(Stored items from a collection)

------------------------------------

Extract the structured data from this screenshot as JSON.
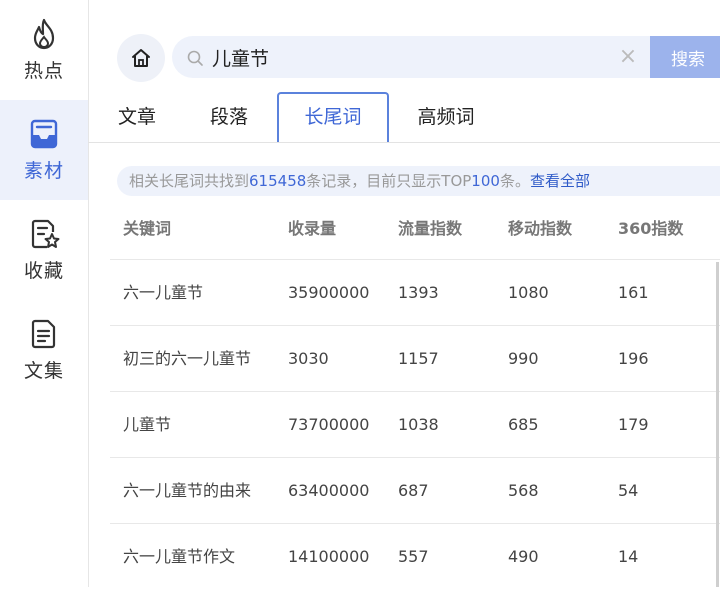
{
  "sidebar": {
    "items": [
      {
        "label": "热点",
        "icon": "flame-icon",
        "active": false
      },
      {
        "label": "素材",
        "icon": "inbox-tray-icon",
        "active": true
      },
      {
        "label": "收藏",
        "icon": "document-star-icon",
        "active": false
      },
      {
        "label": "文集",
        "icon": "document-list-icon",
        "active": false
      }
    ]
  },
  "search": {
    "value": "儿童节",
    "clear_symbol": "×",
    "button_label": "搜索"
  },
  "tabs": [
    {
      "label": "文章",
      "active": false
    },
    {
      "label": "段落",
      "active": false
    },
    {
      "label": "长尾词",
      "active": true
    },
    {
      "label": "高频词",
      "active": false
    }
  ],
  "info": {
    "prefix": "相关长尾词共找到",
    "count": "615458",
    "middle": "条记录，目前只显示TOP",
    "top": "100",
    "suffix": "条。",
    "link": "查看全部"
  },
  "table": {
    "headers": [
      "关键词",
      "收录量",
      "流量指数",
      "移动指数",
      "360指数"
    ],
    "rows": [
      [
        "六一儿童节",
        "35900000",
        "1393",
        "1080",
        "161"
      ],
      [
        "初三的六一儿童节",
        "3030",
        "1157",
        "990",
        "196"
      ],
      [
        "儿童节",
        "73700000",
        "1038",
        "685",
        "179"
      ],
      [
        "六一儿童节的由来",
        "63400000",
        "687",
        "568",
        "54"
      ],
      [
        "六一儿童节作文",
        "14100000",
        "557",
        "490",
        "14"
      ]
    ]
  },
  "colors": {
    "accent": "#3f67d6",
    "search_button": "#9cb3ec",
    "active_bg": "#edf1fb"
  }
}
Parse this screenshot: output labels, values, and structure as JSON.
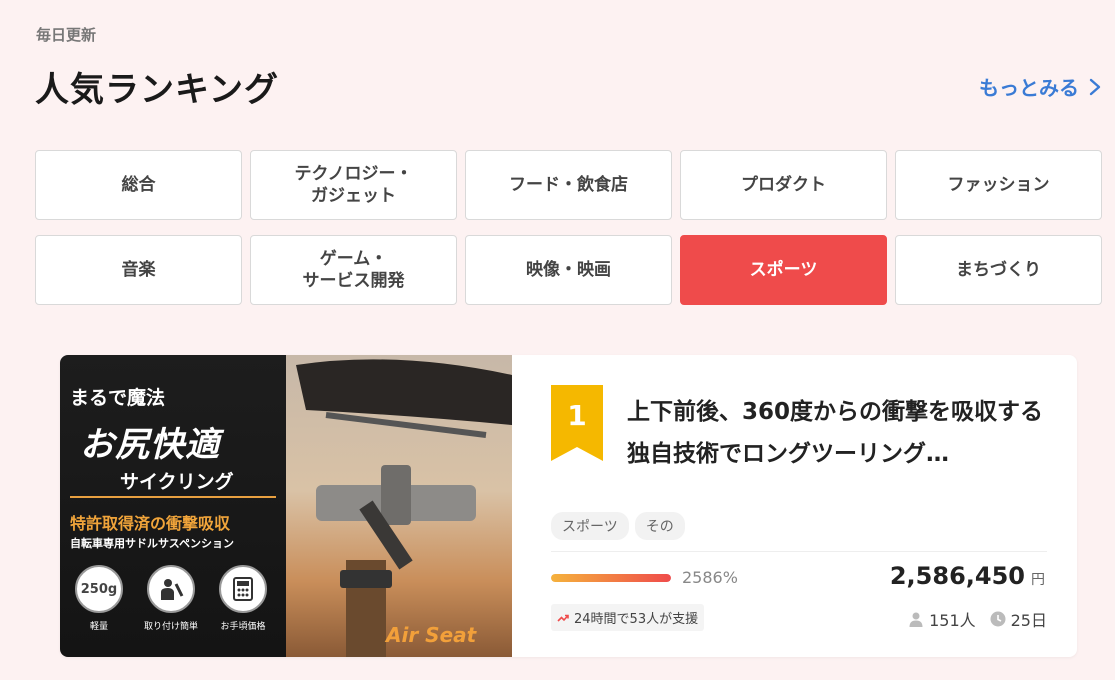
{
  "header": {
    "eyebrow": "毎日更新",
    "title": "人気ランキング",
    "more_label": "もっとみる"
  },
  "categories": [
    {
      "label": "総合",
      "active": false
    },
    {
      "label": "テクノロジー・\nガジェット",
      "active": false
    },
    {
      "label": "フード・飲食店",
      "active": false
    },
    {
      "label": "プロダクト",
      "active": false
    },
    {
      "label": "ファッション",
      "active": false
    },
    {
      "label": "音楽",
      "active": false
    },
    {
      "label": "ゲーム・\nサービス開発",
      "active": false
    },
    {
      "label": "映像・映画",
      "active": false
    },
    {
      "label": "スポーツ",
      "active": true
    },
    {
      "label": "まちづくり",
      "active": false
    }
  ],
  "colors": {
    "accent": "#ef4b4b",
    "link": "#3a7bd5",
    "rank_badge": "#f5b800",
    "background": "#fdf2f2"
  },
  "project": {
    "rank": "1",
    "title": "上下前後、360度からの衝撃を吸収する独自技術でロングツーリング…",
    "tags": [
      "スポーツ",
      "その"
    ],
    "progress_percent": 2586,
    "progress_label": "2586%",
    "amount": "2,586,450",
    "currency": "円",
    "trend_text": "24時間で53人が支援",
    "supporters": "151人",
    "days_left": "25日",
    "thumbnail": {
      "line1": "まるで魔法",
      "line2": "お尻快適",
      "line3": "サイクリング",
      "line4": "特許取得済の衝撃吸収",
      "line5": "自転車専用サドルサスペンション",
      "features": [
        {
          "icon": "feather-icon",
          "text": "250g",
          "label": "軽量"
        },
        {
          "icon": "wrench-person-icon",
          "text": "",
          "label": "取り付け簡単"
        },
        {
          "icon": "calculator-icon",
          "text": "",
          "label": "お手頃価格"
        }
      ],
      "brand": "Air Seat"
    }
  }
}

------------------------------------

PROBLEM DESCRIPTION - Without the pictures, retype the whole of the material above exactly.

PROBLEM SOLUTION -
Extract the structured data from this screenshot as JSON.
{
  "sidebar": {
    "items": [
      {
        "label": "热点",
        "icon": "flame-icon",
        "active": false
      },
      {
        "label": "素材",
        "icon": "inbox-tray-icon",
        "active": true
      },
      {
        "label": "收藏",
        "icon": "document-star-icon",
        "active": false
      },
      {
        "label": "文集",
        "icon": "document-list-icon",
        "active": false
      }
    ]
  },
  "search": {
    "value": "儿童节",
    "clear_symbol": "×",
    "button_label": "搜索"
  },
  "tabs": [
    {
      "label": "文章",
      "active": false
    },
    {
      "label": "段落",
      "active": false
    },
    {
      "label": "长尾词",
      "active": true
    },
    {
      "label": "高频词",
      "active": false
    }
  ],
  "info": {
    "prefix": "相关长尾词共找到",
    "count": "615458",
    "middle": "条记录，目前只显示TOP",
    "top": "100",
    "suffix": "条。",
    "link": "查看全部"
  },
  "table": {
    "headers": [
      "关键词",
      "收录量",
      "流量指数",
      "移动指数",
      "360指数"
    ],
    "rows": [
      [
        "六一儿童节",
        "35900000",
        "1393",
        "1080",
        "161"
      ],
      [
        "初三的六一儿童节",
        "3030",
        "1157",
        "990",
        "196"
      ],
      [
        "儿童节",
        "73700000",
        "1038",
        "685",
        "179"
      ],
      [
        "六一儿童节的由来",
        "63400000",
        "687",
        "568",
        "54"
      ],
      [
        "六一儿童节作文",
        "14100000",
        "557",
        "490",
        "14"
      ]
    ]
  },
  "colors": {
    "accent": "#3f67d6",
    "search_button": "#9cb3ec",
    "active_bg": "#edf1fb"
  }
}
Parse this screenshot: output labels, values, and structure as JSON.
{
  "header": {
    "eyebrow": "毎日更新",
    "title": "人気ランキング",
    "more_label": "もっとみる"
  },
  "categories": [
    {
      "label": "総合",
      "active": false
    },
    {
      "label": "テクノロジー・\nガジェット",
      "active": false
    },
    {
      "label": "フード・飲食店",
      "active": false
    },
    {
      "label": "プロダクト",
      "active": false
    },
    {
      "label": "ファッション",
      "active": false
    },
    {
      "label": "音楽",
      "active": false
    },
    {
      "label": "ゲーム・\nサービス開発",
      "active": false
    },
    {
      "label": "映像・映画",
      "active": false
    },
    {
      "label": "スポーツ",
      "active": true
    },
    {
      "label": "まちづくり",
      "active": false
    }
  ],
  "colors": {
    "accent": "#ef4b4b",
    "link": "#3a7bd5",
    "rank_badge": "#f5b800",
    "background": "#fdf2f2"
  },
  "project": {
    "rank": "1",
    "title": "上下前後、360度からの衝撃を吸収する独自技術でロングツーリング…",
    "tags": [
      "スポーツ",
      "その"
    ],
    "progress_percent": 2586,
    "progress_label": "2586%",
    "amount": "2,586,450",
    "currency": "円",
    "trend_text": "24時間で53人が支援",
    "supporters": "151人",
    "days_left": "25日",
    "thumbnail": {
      "line1": "まるで魔法",
      "line2": "お尻快適",
      "line3": "サイクリング",
      "line4": "特許取得済の衝撃吸収",
      "line5": "自転車専用サドルサスペンション",
      "features": [
        {
          "icon": "feather-icon",
          "text": "250g",
          "label": "軽量"
        },
        {
          "icon": "wrench-person-icon",
          "text": "",
          "label": "取り付け簡単"
        },
        {
          "icon": "calculator-icon",
          "text": "",
          "label": "お手頃価格"
        }
      ],
      "brand": "Air Seat"
    }
  }
}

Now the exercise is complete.